▸ Written request:
Reproduce the data below line for line, without changing anything, and leave the pictures out of your answer.

● ● ● ● ●

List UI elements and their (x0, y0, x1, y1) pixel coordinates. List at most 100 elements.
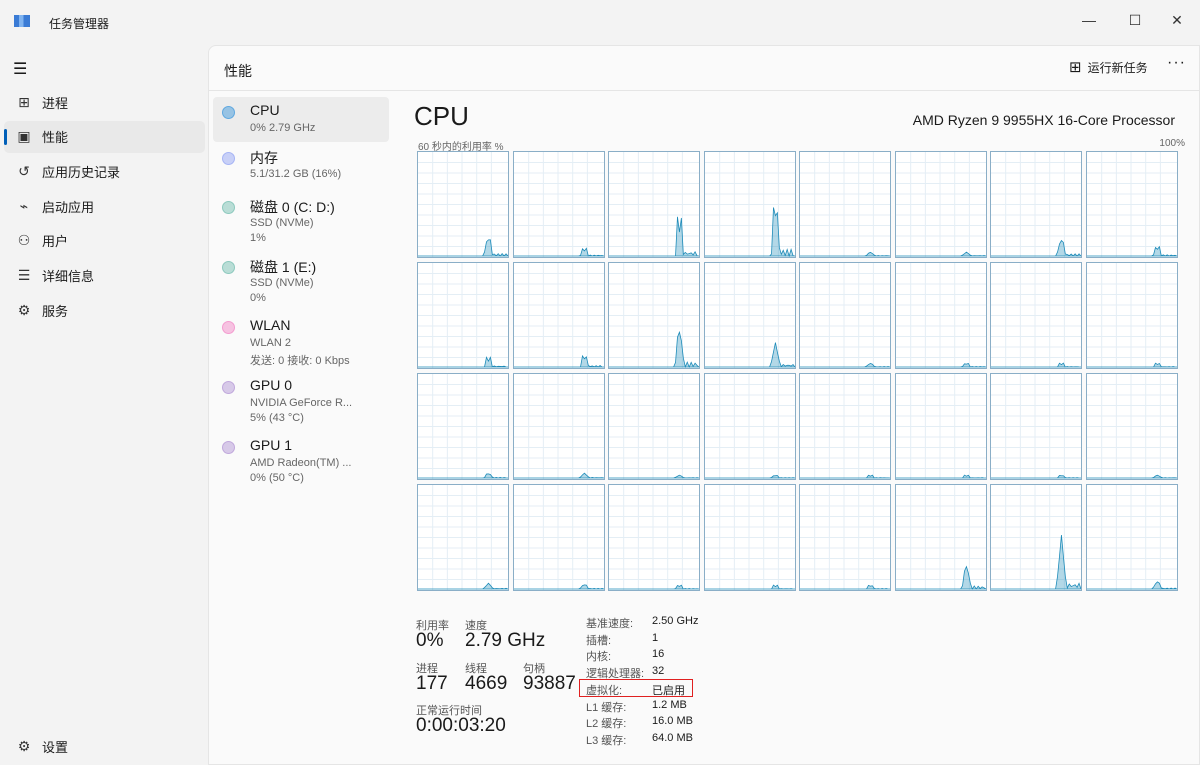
details-icon: ☰ (17, 267, 31, 283)
core-usage-trace (513, 584, 604, 590)
device-detail: AMD Radeon(TM) ... (250, 457, 352, 469)
sidebar-item-users[interactable]: ⚇ 用户 (4, 225, 205, 257)
core-usage-trace (609, 474, 700, 479)
core-usage-trace (800, 584, 891, 590)
detail-value: 16 (652, 648, 665, 661)
detail-label: L3 缓存: (586, 734, 627, 747)
detail-label: 逻辑处理器: (586, 668, 645, 681)
core-graph (894, 373, 987, 480)
core-graph (703, 373, 796, 480)
sidebar-item-label: 性能 (42, 130, 69, 146)
device-item[interactable]: 磁盘 1 (E:) SSD (NVMe) 0% (213, 252, 389, 310)
core-graph (990, 484, 1082, 591)
core-usage-trace (704, 207, 795, 258)
detail-value: 1.2 MB (652, 698, 687, 711)
device-item[interactable]: 内存 5.1/31.2 GB (16%) (213, 143, 389, 188)
graph-label: 60 秒内的利用率 % (418, 142, 504, 153)
close-button[interactable]: ✕ (1171, 12, 1183, 28)
graph-max-label: 100% (1159, 138, 1185, 149)
core-usage-trace (418, 239, 509, 257)
run-new-task-label: 运行新任务 (1087, 60, 1148, 75)
sidebar-item-processes[interactable]: ⊞ 进程 (4, 86, 205, 118)
core-usage-trace (895, 474, 986, 479)
sidebar: ☰ ⊞ 进程 ▣ 性能 ↺ 应用历史记录 ⌁ 启动应用 ⚇ 用户 ☰ 详细信息 … (0, 45, 208, 765)
core-usage-trace (609, 216, 700, 257)
highlight-box (579, 679, 693, 697)
more-options-button[interactable]: ··· (1167, 54, 1186, 71)
core-usage-trace (895, 251, 986, 257)
core-graph (799, 151, 891, 258)
util-label: 利用率 (416, 620, 449, 632)
device-color-dot (222, 152, 235, 165)
core-usage-trace (513, 354, 604, 368)
core-graph (608, 373, 700, 480)
device-detail: 5% (43 °C) (250, 412, 304, 424)
history-icon: ↺ (18, 162, 30, 179)
device-detail: 1% (250, 232, 266, 244)
device-color-dot (222, 201, 235, 214)
menu-icon[interactable]: ☰ (13, 61, 28, 78)
device-name: GPU 0 (250, 377, 293, 393)
sidebar-item-history[interactable]: ↺ 应用历史记录 (4, 155, 205, 187)
core-graph (990, 151, 1082, 258)
core-graph (894, 484, 987, 591)
device-item[interactable]: 磁盘 0 (C: D:) SSD (NVMe) 1% (213, 192, 389, 250)
device-detail: 0% 2.79 GHz (250, 122, 316, 134)
detail-value: 已启用 (652, 684, 685, 697)
run-new-task-button[interactable]: ⊞ 运行新任务 (1069, 58, 1148, 76)
sidebar-item-startup[interactable]: ⌁ 启动应用 (4, 190, 205, 222)
core-graph (1085, 373, 1178, 480)
core-graph (703, 262, 796, 369)
device-color-dot (222, 321, 235, 334)
speed-label: 速度 (465, 620, 487, 632)
performance-icon: ▣ (17, 128, 31, 145)
sidebar-item-services[interactable]: ⚙ 服务 (4, 294, 205, 326)
core-usage-trace (513, 247, 604, 257)
device-name: 磁盘 0 (C: D:) (250, 199, 335, 215)
device-item[interactable]: WLAN WLAN 2 发送: 0 接收: 0 Kbps (213, 312, 389, 370)
uptime-value: 0:00:03:20 (416, 715, 506, 736)
maximize-button[interactable]: ☐ (1128, 12, 1142, 28)
core-graph (703, 151, 796, 258)
core-usage-trace (895, 362, 986, 368)
sidebar-item-performance[interactable]: ▣ 性能 (4, 120, 205, 153)
core-usage-trace (418, 582, 509, 590)
device-item[interactable]: GPU 1 AMD Radeon(TM) ... 0% (50 °C) (213, 432, 389, 490)
speed-value: 2.79 GHz (465, 630, 546, 651)
handles-label: 句柄 (523, 663, 545, 675)
detail-label: 插槽: (586, 634, 612, 647)
core-graph (512, 262, 605, 369)
core-usage-trace (1086, 245, 1177, 257)
processes-icon: ⊞ (18, 93, 30, 110)
device-color-dot (222, 441, 235, 454)
sidebar-item-settings[interactable]: ⚙ 设置 (4, 730, 205, 762)
core-usage-trace (800, 362, 891, 368)
device-detail: 发送: 0 接收: 0 Kbps (250, 355, 350, 367)
core-graph (990, 373, 1082, 480)
sidebar-item-details[interactable]: ☰ 详细信息 (4, 260, 205, 292)
core-usage-trace (513, 472, 604, 479)
device-item[interactable]: CPU 0% 2.79 GHz (213, 97, 389, 142)
core-usage-trace (991, 362, 1082, 368)
core-usage-trace (991, 475, 1082, 479)
sidebar-item-label: 应用历史记录 (42, 164, 121, 180)
processes-value: 177 (416, 673, 448, 694)
device-detail: SSD (NVMe) (250, 217, 314, 229)
core-graph (799, 262, 891, 369)
device-name: 内存 (250, 150, 278, 166)
minimize-button[interactable]: — (1082, 12, 1096, 28)
core-graph (703, 484, 796, 591)
device-name: CPU (250, 102, 280, 118)
detail-value: 16.0 MB (652, 715, 693, 728)
core-graph (799, 373, 891, 480)
detail-value: 2.50 GHz (652, 615, 699, 627)
task-manager-icon (14, 15, 30, 27)
core-graph (608, 484, 700, 591)
core-graph (512, 151, 605, 258)
threads-label: 线程 (465, 663, 487, 675)
device-item[interactable]: GPU 0 NVIDIA GeForce R... 5% (43 °C) (213, 372, 389, 430)
core-usage-trace (704, 584, 795, 590)
device-detail: SSD (NVMe) (250, 277, 314, 289)
sidebar-item-label: 设置 (42, 739, 69, 755)
detail-label: 虚拟化: (586, 684, 623, 697)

● ● ● ● ●

▸ Result:
List UI elements and their (x0, y0, x1, y1) pixel coordinates. List at most 100 elements.
details-icon: ☰ (17, 267, 31, 283)
core-usage-trace (513, 584, 604, 590)
device-detail: AMD Radeon(TM) ... (250, 457, 352, 469)
sidebar-item-users[interactable]: ⚇ 用户 (4, 225, 205, 257)
core-usage-trace (609, 474, 700, 479)
core-usage-trace (800, 584, 891, 590)
detail-value: 16 (652, 648, 665, 661)
detail-label: L3 缓存: (586, 734, 627, 747)
detail-label: 逻辑处理器: (586, 668, 645, 681)
core-graph (894, 373, 987, 480)
core-graph (703, 373, 796, 480)
sidebar-item-label: 性能 (42, 130, 69, 146)
device-item[interactable]: 磁盘 1 (E:) SSD (NVMe) 0% (213, 252, 389, 310)
core-graph (990, 484, 1082, 591)
core-usage-trace (704, 207, 795, 258)
detail-value: 1.2 MB (652, 698, 687, 711)
device-item[interactable]: 内存 5.1/31.2 GB (16%) (213, 143, 389, 188)
graph-label: 60 秒内的利用率 % (418, 142, 504, 153)
close-button[interactable]: ✕ (1171, 12, 1183, 28)
graph-max-label: 100% (1159, 138, 1185, 149)
core-usage-trace (418, 239, 509, 257)
run-new-task-label: 运行新任务 (1087, 60, 1148, 75)
sidebar-item-processes[interactable]: ⊞ 进程 (4, 86, 205, 118)
core-usage-trace (895, 474, 986, 479)
sidebar: ☰ ⊞ 进程 ▣ 性能 ↺ 应用历史记录 ⌁ 启动应用 ⚇ 用户 ☰ 详细信息 … (0, 45, 208, 765)
core-usage-trace (609, 216, 700, 257)
highlight-box (579, 679, 693, 697)
more-options-button[interactable]: ··· (1167, 54, 1186, 71)
core-usage-trace (895, 251, 986, 257)
core-graph (799, 151, 891, 258)
util-label: 利用率 (416, 620, 449, 632)
device-color-dot (222, 152, 235, 165)
core-usage-trace (513, 354, 604, 368)
core-graph (608, 373, 700, 480)
device-detail: 5% (43 °C) (250, 412, 304, 424)
history-icon: ↺ (18, 162, 30, 179)
device-detail: 1% (250, 232, 266, 244)
device-color-dot (222, 201, 235, 214)
menu-icon[interactable]: ☰ (13, 61, 28, 78)
device-name: GPU 0 (250, 377, 293, 393)
sidebar-item-history[interactable]: ↺ 应用历史记录 (4, 155, 205, 187)
core-graph (990, 151, 1082, 258)
core-graph (894, 484, 987, 591)
device-item[interactable]: 磁盘 0 (C: D:) SSD (NVMe) 1% (213, 192, 389, 250)
device-detail: 0% 2.79 GHz (250, 122, 316, 134)
detail-value: 已启用 (652, 684, 685, 697)
run-new-task-button[interactable]: ⊞ 运行新任务 (1069, 58, 1148, 76)
sidebar-item-startup[interactable]: ⌁ 启动应用 (4, 190, 205, 222)
core-graph (1085, 373, 1178, 480)
core-graph (703, 262, 796, 369)
device-color-dot (222, 321, 235, 334)
speed-label: 速度 (465, 620, 487, 632)
performance-icon: ▣ (17, 128, 31, 145)
sidebar-item-services[interactable]: ⚙ 服务 (4, 294, 205, 326)
core-usage-trace (513, 247, 604, 257)
device-name: 磁盘 0 (C: D:) (250, 199, 335, 215)
device-item[interactable]: WLAN WLAN 2 发送: 0 接收: 0 Kbps (213, 312, 389, 370)
uptime-value: 0:00:03:20 (416, 715, 506, 736)
maximize-button[interactable]: ☐ (1128, 12, 1142, 28)
core-graph (703, 151, 796, 258)
core-usage-trace (895, 362, 986, 368)
sidebar-item-performance[interactable]: ▣ 性能 (4, 120, 205, 153)
core-usage-trace (418, 582, 509, 590)
device-item[interactable]: GPU 1 AMD Radeon(TM) ... 0% (50 °C) (213, 432, 389, 490)
speed-value: 2.79 GHz (465, 630, 546, 651)
handles-label: 句柄 (523, 663, 545, 675)
detail-label: 插槽: (586, 634, 612, 647)
core-graph (512, 262, 605, 369)
core-usage-trace (1086, 245, 1177, 257)
processes-icon: ⊞ (18, 93, 30, 110)
device-color-dot (222, 441, 235, 454)
sidebar-item-settings[interactable]: ⚙ 设置 (4, 730, 205, 762)
core-usage-trace (800, 362, 891, 368)
device-detail: 发送: 0 接收: 0 Kbps (250, 355, 350, 367)
core-graph (990, 373, 1082, 480)
sidebar-item-details[interactable]: ☰ 详细信息 (4, 260, 205, 292)
core-usage-trace (513, 472, 604, 479)
device-item[interactable]: CPU 0% 2.79 GHz (213, 97, 389, 142)
core-usage-trace (991, 362, 1082, 368)
core-usage-trace (991, 475, 1082, 479)
sidebar-item-label: 应用历史记录 (42, 164, 121, 180)
processes-value: 177 (416, 673, 448, 694)
device-detail: SSD (NVMe) (250, 217, 314, 229)
core-graph (799, 262, 891, 369)
device-name: 内存 (250, 150, 278, 166)
minimize-button[interactable]: — (1082, 12, 1096, 28)
core-graph (703, 484, 796, 591)
device-name: CPU (250, 102, 280, 118)
detail-value: 16.0 MB (652, 715, 693, 728)
core-graph (799, 373, 891, 480)
detail-value: 2.50 GHz (652, 615, 699, 627)
task-manager-icon (14, 15, 30, 27)
core-graph (608, 484, 700, 591)
core-graph (512, 151, 605, 258)
threads-label: 线程 (465, 663, 487, 675)
device-item[interactable]: GPU 0 NVIDIA GeForce R... 5% (43 °C) (213, 372, 389, 430)
core-usage-trace (704, 584, 795, 590)
device-detail: SSD (NVMe) (250, 277, 314, 289)
sidebar-item-label: 设置 (42, 739, 69, 755)
detail-label: 虚拟化: (586, 684, 623, 697)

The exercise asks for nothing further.